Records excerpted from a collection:

★ ★ ★

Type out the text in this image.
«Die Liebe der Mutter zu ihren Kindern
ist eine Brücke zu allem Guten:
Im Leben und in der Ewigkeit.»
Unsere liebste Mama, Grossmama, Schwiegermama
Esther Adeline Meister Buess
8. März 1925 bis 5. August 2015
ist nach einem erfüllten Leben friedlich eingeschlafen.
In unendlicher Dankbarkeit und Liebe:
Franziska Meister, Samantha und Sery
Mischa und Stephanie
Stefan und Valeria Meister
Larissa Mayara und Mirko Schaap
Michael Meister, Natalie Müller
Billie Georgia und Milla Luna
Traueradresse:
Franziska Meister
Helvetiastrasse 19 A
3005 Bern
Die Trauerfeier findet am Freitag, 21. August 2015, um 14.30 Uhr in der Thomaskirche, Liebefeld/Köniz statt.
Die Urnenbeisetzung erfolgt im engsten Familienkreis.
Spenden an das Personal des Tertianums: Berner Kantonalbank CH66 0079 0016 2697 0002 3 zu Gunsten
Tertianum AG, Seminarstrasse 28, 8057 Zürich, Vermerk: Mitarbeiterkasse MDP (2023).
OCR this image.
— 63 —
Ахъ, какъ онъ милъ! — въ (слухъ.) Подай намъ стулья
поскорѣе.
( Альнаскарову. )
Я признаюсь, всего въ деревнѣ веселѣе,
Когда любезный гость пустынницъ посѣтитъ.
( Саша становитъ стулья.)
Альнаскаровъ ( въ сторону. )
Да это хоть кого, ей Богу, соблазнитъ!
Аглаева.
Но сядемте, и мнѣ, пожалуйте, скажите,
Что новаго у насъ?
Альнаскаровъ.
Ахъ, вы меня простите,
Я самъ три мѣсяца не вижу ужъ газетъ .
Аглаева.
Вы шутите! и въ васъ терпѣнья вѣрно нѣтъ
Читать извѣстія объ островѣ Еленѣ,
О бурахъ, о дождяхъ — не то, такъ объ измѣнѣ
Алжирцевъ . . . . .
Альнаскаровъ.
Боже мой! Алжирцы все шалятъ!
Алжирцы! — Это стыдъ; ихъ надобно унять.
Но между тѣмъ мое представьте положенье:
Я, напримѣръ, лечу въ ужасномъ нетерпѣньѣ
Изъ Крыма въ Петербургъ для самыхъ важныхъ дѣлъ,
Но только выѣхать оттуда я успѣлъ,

★ ★ ★

Directions: Every line containing the string "стулья" must be listed.

Written solution:
Ахъ, какъ онъ милъ! — въ (слухъ.) Подай намъ стулья
( Саша становитъ стулья.)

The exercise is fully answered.